The request: Print each of the entries exactly, leaving nothing out.

[start of Available data]

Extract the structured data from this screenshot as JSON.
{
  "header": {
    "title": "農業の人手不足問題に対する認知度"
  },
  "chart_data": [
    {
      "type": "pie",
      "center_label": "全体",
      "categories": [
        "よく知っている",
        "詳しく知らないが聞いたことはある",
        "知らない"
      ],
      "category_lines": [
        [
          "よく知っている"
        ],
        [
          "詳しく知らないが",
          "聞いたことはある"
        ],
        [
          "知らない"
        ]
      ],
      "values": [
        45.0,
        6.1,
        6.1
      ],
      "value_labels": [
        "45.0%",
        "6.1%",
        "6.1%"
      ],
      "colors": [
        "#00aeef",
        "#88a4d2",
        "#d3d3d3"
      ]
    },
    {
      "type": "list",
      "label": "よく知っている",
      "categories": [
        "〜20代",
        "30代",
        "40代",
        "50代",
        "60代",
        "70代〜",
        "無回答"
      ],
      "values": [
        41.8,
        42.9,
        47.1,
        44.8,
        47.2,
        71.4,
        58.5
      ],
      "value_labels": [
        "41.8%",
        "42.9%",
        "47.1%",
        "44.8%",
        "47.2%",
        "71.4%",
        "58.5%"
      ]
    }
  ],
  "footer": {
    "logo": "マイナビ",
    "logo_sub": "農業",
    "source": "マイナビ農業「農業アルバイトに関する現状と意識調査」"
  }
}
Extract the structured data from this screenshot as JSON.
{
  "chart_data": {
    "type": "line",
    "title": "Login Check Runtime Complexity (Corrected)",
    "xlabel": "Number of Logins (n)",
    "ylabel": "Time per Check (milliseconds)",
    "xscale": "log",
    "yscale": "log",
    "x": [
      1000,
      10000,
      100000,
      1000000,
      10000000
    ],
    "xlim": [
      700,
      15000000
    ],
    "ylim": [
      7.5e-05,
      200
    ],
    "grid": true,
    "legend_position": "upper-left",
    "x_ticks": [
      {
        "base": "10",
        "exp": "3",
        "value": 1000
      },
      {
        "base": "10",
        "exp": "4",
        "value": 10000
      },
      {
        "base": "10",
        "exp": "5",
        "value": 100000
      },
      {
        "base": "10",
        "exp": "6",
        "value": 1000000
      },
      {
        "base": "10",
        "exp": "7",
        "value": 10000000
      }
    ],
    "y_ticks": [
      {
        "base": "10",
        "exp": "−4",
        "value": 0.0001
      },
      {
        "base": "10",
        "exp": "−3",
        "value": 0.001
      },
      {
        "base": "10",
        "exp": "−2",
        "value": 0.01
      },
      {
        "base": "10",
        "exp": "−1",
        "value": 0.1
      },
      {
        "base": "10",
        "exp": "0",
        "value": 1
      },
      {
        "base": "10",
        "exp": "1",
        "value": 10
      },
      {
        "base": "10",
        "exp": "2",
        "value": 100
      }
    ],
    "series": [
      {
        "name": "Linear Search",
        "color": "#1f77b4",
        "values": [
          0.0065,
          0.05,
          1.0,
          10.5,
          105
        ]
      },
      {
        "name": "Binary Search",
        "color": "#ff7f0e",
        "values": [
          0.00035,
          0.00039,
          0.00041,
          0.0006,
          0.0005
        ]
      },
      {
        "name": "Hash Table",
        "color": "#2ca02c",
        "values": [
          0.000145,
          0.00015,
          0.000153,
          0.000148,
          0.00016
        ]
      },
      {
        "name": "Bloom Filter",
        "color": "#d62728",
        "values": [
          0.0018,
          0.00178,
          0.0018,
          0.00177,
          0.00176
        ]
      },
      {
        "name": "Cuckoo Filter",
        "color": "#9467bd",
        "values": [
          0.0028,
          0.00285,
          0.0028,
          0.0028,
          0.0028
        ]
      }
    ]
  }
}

[end of Available data]

Answer in full:
Extract the structured data from this screenshot as JSON.
{
  "header": {
    "title": "農業の人手不足問題に対する認知度"
  },
  "chart_data": [
    {
      "type": "pie",
      "center_label": "全体",
      "categories": [
        "よく知っている",
        "詳しく知らないが聞いたことはある",
        "知らない"
      ],
      "category_lines": [
        [
          "よく知っている"
        ],
        [
          "詳しく知らないが",
          "聞いたことはある"
        ],
        [
          "知らない"
        ]
      ],
      "values": [
        45.0,
        6.1,
        6.1
      ],
      "value_labels": [
        "45.0%",
        "6.1%",
        "6.1%"
      ],
      "colors": [
        "#00aeef",
        "#88a4d2",
        "#d3d3d3"
      ]
    },
    {
      "type": "list",
      "label": "よく知っている",
      "categories": [
        "〜20代",
        "30代",
        "40代",
        "50代",
        "60代",
        "70代〜",
        "無回答"
      ],
      "values": [
        41.8,
        42.9,
        47.1,
        44.8,
        47.2,
        71.4,
        58.5
      ],
      "value_labels": [
        "41.8%",
        "42.9%",
        "47.1%",
        "44.8%",
        "47.2%",
        "71.4%",
        "58.5%"
      ]
    }
  ],
  "footer": {
    "logo": "マイナビ",
    "logo_sub": "農業",
    "source": "マイナビ農業「農業アルバイトに関する現状と意識調査」"
  }
}
Extract the structured data from this screenshot as JSON.
{
  "chart_data": {
    "type": "line",
    "title": "Login Check Runtime Complexity (Corrected)",
    "xlabel": "Number of Logins (n)",
    "ylabel": "Time per Check (milliseconds)",
    "xscale": "log",
    "yscale": "log",
    "x": [
      1000,
      10000,
      100000,
      1000000,
      10000000
    ],
    "xlim": [
      700,
      15000000
    ],
    "ylim": [
      7.5e-05,
      200
    ],
    "grid": true,
    "legend_position": "upper-left",
    "x_ticks": [
      {
        "base": "10",
        "exp": "3",
        "value": 1000
      },
      {
        "base": "10",
        "exp": "4",
        "value": 10000
      },
      {
        "base": "10",
        "exp": "5",
        "value": 100000
      },
      {
        "base": "10",
        "exp": "6",
        "value": 1000000
      },
      {
        "base": "10",
        "exp": "7",
        "value": 10000000
      }
    ],
    "y_ticks": [
      {
        "base": "10",
        "exp": "−4",
        "value": 0.0001
      },
      {
        "base": "10",
        "exp": "−3",
        "value": 0.001
      },
      {
        "base": "10",
        "exp": "−2",
        "value": 0.01
      },
      {
        "base": "10",
        "exp": "−1",
        "value": 0.1
      },
      {
        "base": "10",
        "exp": "0",
        "value": 1
      },
      {
        "base": "10",
        "exp": "1",
        "value": 10
      },
      {
        "base": "10",
        "exp": "2",
        "value": 100
      }
    ],
    "series": [
      {
        "name": "Linear Search",
        "color": "#1f77b4",
        "values": [
          0.0065,
          0.05,
          1.0,
          10.5,
          105
        ]
      },
      {
        "name": "Binary Search",
        "color": "#ff7f0e",
        "values": [
          0.00035,
          0.00039,
          0.00041,
          0.0006,
          0.0005
        ]
      },
      {
        "name": "Hash Table",
        "color": "#2ca02c",
        "values": [
          0.000145,
          0.00015,
          0.000153,
          0.000148,
          0.00016
        ]
      },
      {
        "name": "Bloom Filter",
        "color": "#d62728",
        "values": [
          0.0018,
          0.00178,
          0.0018,
          0.00177,
          0.00176
        ]
      },
      {
        "name": "Cuckoo Filter",
        "color": "#9467bd",
        "values": [
          0.0028,
          0.00285,
          0.0028,
          0.0028,
          0.0028
        ]
      }
    ]
  }
}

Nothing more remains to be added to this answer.